WHAT YOU SHOULD DO - For this exercise, copy out each line of the material below that includes "τοὺς".

[start SOURCE RECORDS]

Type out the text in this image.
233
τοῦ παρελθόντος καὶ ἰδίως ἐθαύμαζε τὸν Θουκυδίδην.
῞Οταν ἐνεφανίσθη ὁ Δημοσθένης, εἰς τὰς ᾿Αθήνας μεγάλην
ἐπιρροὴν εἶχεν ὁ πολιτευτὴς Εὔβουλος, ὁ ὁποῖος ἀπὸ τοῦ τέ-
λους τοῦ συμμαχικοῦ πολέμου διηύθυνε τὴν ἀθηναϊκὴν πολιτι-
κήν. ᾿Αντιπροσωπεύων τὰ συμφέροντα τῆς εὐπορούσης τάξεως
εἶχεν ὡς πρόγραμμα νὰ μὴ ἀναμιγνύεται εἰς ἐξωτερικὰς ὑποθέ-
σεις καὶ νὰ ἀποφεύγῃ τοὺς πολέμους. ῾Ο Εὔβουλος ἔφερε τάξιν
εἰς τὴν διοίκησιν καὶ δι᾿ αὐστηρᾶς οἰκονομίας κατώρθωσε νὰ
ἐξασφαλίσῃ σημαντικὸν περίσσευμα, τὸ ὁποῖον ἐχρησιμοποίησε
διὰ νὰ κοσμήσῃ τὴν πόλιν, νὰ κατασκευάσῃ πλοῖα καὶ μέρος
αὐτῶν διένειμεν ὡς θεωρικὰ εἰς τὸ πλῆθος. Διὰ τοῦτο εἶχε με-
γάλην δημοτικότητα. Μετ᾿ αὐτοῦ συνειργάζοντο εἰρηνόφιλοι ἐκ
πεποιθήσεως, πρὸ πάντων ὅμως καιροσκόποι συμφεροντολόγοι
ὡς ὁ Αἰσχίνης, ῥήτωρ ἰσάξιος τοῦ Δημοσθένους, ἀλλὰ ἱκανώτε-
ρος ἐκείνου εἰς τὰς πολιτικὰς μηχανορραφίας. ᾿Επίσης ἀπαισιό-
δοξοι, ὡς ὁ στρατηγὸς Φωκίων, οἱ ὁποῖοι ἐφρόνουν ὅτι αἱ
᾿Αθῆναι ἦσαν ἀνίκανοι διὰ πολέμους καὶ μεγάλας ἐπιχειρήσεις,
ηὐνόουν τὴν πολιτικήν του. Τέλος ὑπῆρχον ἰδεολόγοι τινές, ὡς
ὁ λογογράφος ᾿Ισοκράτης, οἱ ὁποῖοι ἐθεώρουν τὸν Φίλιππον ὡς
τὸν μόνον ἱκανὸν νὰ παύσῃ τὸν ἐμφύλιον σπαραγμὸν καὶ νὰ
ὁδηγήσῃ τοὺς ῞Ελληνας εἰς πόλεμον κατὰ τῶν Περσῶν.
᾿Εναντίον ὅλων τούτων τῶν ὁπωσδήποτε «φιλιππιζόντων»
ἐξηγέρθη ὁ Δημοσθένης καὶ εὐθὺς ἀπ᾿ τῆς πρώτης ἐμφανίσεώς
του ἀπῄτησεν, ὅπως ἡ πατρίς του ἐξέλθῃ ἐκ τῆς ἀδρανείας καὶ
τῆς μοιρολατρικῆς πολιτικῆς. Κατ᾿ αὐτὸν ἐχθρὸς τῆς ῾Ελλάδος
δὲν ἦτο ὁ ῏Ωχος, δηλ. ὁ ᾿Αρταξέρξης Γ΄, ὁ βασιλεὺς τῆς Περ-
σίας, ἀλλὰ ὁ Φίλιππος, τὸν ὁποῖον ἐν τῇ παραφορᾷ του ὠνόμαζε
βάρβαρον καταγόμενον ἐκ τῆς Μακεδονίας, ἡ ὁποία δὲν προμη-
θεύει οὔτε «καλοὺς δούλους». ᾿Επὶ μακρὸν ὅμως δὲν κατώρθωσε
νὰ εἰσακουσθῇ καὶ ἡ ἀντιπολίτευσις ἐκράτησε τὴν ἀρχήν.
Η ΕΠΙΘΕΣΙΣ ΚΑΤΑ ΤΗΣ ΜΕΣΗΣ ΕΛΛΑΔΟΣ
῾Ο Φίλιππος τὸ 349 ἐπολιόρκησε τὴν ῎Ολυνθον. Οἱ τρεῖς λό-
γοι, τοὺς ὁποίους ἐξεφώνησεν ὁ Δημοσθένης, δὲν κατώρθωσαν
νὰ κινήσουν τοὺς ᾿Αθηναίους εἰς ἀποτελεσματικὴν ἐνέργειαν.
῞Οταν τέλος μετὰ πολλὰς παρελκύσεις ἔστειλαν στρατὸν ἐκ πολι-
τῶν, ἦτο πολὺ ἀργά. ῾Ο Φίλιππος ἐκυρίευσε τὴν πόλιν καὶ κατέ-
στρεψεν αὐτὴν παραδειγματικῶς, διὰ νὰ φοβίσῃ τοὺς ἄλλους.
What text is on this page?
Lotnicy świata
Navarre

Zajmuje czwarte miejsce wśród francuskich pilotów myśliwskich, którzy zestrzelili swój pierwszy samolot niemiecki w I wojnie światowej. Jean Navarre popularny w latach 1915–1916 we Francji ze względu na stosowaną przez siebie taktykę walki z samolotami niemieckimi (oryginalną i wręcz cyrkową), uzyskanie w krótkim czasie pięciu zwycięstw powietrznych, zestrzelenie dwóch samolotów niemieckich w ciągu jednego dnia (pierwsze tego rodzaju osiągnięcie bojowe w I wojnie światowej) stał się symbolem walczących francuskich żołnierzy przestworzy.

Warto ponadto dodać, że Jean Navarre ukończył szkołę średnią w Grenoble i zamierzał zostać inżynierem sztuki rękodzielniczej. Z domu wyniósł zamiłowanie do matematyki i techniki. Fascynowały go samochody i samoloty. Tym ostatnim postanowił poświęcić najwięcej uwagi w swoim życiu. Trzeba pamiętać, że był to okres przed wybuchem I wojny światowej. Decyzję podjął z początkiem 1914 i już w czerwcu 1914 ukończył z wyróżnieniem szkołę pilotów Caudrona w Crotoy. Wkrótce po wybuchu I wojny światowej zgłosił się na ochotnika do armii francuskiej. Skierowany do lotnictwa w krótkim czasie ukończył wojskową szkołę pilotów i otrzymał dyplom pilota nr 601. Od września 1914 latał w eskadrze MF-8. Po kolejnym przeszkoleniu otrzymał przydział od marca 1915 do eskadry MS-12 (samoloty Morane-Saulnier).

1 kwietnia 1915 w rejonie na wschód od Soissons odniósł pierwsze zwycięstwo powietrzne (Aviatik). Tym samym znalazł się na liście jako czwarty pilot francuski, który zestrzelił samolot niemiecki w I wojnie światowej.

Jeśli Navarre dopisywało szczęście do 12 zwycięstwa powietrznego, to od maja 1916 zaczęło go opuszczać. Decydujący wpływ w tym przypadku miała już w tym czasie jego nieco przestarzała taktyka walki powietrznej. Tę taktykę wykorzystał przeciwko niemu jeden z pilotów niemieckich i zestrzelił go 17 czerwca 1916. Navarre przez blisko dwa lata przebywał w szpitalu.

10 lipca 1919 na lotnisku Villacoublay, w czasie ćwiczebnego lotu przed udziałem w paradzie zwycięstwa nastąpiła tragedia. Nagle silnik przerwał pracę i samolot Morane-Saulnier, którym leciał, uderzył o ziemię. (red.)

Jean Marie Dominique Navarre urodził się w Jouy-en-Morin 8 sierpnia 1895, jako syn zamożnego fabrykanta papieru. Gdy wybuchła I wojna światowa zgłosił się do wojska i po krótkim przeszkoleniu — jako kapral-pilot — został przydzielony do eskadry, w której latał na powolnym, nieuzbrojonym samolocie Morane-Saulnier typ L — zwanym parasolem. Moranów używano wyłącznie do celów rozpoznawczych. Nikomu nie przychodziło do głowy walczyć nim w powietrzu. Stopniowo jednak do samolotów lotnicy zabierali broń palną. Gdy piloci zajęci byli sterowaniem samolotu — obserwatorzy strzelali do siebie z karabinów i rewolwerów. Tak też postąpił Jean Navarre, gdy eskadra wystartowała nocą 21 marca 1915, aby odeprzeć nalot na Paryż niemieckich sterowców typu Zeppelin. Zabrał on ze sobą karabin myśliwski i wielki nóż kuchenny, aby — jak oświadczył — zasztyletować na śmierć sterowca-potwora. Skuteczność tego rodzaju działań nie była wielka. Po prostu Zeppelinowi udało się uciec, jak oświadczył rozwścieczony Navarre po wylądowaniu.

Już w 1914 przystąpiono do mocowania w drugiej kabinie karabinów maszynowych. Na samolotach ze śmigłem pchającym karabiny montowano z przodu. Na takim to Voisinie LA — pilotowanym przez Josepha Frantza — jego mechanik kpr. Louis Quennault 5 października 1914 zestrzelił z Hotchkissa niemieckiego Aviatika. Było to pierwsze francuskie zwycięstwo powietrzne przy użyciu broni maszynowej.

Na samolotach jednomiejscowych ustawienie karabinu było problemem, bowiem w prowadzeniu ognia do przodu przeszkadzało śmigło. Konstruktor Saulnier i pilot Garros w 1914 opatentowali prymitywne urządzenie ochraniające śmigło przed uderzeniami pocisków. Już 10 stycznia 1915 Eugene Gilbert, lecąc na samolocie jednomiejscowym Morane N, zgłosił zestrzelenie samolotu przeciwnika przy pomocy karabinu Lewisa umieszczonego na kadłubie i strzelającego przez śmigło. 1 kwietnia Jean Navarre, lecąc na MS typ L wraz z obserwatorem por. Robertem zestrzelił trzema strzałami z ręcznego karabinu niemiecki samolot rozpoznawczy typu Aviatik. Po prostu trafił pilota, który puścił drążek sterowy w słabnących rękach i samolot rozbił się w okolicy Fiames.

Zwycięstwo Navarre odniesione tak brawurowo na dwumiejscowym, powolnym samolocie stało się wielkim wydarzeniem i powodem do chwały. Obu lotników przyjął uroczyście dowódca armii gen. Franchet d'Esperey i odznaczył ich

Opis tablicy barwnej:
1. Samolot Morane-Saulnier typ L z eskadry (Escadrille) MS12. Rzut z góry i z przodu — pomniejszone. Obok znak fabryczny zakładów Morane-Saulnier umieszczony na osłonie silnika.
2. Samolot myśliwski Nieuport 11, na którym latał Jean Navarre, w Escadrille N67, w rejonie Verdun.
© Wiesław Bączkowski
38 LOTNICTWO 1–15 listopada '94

[end SOURCE RECORDS]

SOLUTION -
σεις καὶ νὰ ἀποφεύγῃ τοὺς πολέμους. ῾Ο Εὔβουλος ἔφερε τάξιν
ὁδηγήσῃ τοὺς ῞Ελληνας εἰς πόλεμον κατὰ τῶν Περσῶν.
γοι, τοὺς ὁποίους ἐξεφώνησεν ὁ Δημοσθένης, δὲν κατώρθωσαν
νὰ κινήσουν τοὺς ᾿Αθηναίους εἰς ἀποτελεσματικὴν ἐνέργειαν.
στρεψεν αὐτὴν παραδειγματικῶς, διὰ νὰ φοβίσῃ τοὺς ἄλλους.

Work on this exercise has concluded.